Job: Update the material from its start through the line containing "north-agent-block: North Agent", inclusive, by replacing "Proposed" with "Suggested" and leaving everything else unchanged.

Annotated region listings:

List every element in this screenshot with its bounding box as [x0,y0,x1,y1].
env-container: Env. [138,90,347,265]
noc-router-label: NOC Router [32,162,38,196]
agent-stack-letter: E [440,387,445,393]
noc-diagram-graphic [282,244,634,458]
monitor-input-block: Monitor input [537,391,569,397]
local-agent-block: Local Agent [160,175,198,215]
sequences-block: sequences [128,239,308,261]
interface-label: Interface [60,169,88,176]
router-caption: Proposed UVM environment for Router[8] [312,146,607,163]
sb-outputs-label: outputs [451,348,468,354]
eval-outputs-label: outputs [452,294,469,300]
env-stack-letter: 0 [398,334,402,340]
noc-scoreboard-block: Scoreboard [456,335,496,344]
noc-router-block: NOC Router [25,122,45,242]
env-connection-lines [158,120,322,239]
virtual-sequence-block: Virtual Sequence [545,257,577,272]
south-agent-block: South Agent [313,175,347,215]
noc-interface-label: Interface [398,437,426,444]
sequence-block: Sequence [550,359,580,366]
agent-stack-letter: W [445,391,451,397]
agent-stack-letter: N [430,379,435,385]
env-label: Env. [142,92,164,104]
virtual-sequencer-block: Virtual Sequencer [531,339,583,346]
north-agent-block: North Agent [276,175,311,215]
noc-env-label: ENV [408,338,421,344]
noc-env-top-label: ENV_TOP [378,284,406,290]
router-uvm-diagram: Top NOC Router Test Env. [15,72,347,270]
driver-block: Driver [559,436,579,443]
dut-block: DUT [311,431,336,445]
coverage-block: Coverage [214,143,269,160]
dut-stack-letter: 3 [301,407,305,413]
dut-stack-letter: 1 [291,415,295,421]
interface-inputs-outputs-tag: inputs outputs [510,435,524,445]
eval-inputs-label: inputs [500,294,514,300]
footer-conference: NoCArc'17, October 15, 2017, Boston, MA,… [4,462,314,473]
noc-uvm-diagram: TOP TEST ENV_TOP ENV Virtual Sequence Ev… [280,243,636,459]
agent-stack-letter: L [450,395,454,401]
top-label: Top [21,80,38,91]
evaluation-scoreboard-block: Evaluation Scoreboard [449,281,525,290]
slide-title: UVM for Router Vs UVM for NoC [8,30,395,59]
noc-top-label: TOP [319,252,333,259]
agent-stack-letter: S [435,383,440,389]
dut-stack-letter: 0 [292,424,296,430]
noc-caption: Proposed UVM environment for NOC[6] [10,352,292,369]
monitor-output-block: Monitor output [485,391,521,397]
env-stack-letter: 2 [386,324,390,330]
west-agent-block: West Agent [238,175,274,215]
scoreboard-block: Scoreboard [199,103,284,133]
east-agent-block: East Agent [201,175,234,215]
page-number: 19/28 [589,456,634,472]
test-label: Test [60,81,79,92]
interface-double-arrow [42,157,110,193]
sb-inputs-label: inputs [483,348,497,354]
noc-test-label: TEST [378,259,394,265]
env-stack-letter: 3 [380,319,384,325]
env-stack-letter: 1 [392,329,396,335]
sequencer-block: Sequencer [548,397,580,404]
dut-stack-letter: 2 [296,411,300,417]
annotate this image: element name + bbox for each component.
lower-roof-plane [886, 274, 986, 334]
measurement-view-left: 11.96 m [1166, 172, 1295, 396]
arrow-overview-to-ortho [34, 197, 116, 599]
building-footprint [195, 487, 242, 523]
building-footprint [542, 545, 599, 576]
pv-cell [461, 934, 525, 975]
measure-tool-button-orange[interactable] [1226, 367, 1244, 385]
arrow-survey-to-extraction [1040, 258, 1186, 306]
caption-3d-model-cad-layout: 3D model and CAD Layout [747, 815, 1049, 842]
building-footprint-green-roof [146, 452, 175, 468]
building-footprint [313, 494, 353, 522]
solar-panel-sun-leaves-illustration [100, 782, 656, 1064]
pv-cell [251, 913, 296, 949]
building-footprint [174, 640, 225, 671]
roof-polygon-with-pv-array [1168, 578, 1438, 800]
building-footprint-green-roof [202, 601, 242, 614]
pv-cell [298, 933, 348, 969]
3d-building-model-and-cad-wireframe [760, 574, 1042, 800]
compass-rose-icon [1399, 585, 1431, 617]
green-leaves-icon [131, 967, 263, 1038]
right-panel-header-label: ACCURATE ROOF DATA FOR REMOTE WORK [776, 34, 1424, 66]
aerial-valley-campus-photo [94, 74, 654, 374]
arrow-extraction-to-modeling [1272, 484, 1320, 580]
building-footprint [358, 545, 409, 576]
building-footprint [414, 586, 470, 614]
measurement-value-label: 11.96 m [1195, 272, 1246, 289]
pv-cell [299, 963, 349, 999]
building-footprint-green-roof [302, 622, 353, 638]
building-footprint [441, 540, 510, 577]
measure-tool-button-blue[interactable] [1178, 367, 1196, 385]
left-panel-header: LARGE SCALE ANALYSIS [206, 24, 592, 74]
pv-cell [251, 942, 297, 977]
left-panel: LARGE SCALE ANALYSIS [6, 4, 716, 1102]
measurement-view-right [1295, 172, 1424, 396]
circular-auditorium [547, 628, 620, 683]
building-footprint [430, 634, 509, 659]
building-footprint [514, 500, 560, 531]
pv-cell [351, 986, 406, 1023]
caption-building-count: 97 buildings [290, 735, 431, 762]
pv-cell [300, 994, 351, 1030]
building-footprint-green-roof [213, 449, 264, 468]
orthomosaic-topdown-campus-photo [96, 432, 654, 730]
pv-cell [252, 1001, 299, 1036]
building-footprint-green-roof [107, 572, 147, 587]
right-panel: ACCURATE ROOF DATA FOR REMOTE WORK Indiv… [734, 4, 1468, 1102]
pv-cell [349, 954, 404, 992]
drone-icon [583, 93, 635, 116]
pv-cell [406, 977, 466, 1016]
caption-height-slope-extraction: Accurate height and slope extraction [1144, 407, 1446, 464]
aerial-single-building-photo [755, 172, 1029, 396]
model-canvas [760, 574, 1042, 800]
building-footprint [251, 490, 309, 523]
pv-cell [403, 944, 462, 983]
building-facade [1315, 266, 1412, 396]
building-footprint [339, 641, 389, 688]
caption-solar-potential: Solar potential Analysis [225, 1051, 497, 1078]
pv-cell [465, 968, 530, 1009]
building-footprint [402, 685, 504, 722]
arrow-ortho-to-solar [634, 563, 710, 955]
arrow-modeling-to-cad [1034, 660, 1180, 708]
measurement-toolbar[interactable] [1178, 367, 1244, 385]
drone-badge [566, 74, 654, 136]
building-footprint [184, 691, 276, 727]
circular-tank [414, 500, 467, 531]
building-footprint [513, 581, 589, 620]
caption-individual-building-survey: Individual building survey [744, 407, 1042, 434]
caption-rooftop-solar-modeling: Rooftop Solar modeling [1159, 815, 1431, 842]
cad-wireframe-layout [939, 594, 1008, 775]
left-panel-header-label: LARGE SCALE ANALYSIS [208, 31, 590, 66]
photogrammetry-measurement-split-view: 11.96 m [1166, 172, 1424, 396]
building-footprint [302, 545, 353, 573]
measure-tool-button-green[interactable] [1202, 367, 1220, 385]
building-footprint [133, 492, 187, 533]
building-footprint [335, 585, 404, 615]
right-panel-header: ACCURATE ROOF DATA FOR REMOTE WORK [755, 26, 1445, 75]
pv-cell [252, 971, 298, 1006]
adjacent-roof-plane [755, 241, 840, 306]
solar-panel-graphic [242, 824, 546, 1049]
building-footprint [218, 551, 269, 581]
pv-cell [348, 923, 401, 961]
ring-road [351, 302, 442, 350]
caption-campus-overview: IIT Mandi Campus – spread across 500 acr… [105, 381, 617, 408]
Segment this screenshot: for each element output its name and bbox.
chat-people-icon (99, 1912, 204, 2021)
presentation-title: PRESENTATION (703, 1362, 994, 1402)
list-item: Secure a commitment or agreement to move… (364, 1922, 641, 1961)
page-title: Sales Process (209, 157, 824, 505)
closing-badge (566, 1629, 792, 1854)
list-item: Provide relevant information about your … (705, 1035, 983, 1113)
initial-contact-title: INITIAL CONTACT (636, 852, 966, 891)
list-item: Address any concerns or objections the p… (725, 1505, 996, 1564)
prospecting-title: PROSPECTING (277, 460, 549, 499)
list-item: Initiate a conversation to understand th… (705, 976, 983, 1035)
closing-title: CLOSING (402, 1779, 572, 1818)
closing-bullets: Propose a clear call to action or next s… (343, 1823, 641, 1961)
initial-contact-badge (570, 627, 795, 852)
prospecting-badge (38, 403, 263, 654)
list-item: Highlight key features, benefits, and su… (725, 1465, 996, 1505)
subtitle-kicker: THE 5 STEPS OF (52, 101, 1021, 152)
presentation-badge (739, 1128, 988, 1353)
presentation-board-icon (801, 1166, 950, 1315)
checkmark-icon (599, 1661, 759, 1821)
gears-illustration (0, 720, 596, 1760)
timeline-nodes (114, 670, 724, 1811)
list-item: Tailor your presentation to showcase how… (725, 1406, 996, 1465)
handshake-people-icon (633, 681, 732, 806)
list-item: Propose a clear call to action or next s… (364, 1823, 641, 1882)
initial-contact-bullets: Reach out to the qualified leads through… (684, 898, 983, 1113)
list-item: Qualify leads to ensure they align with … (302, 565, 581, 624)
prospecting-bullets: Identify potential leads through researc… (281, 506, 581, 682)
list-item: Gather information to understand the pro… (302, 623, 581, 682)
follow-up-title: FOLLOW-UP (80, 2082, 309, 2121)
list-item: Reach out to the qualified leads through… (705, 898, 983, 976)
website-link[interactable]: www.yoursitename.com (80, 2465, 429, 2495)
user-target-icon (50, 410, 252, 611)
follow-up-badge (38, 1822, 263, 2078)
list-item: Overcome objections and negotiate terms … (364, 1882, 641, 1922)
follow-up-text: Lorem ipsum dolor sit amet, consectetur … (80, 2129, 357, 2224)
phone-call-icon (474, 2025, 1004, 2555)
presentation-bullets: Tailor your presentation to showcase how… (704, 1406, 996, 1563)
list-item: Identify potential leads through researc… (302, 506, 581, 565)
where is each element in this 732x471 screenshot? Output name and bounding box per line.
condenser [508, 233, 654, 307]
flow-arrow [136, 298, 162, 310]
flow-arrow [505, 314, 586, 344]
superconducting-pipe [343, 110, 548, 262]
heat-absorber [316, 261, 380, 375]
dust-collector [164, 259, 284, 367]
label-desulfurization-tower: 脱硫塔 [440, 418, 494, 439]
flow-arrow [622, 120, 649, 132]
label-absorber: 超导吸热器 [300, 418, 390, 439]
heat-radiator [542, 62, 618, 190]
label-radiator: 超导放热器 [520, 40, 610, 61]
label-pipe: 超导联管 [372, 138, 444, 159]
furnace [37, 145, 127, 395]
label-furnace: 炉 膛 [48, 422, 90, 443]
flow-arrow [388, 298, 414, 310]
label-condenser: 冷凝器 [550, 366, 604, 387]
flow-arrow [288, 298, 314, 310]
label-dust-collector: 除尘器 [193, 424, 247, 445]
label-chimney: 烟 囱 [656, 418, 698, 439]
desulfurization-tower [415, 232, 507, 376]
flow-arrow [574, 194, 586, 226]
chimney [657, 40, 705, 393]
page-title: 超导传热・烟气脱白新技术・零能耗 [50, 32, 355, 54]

Finished exercise:
List every element in this screenshot with its bounding box as [x0,y0,x1,y1].
env-container: Env. [138,90,347,265]
noc-router-label: NOC Router [32,162,38,196]
agent-stack-letter: E [440,387,445,393]
noc-diagram-graphic [282,244,634,458]
monitor-input-block: Monitor input [537,391,569,397]
local-agent-block: Local Agent [160,175,198,215]
sequences-block: sequences [128,239,308,261]
interface-label: Interface [60,169,88,176]
router-caption: Suggested UVM environment for Router[8] [312,146,607,163]
sb-outputs-label: outputs [451,348,468,354]
eval-outputs-label: outputs [452,294,469,300]
env-stack-letter: 0 [398,334,402,340]
noc-scoreboard-block: Scoreboard [456,335,496,344]
noc-router-block: NOC Router [25,122,45,242]
env-connection-lines [158,120,322,239]
virtual-sequence-block: Virtual Sequence [545,257,577,272]
south-agent-block: South Agent [313,175,347,215]
noc-interface-label: Interface [398,437,426,444]
sequence-block: Sequence [550,359,580,366]
agent-stack-letter: W [445,391,451,397]
agent-stack-letter: N [430,379,435,385]
env-label: Env. [142,92,164,104]
virtual-sequencer-block: Virtual Sequencer [531,339,583,346]
north-agent-block: North Agent [276,175,311,215]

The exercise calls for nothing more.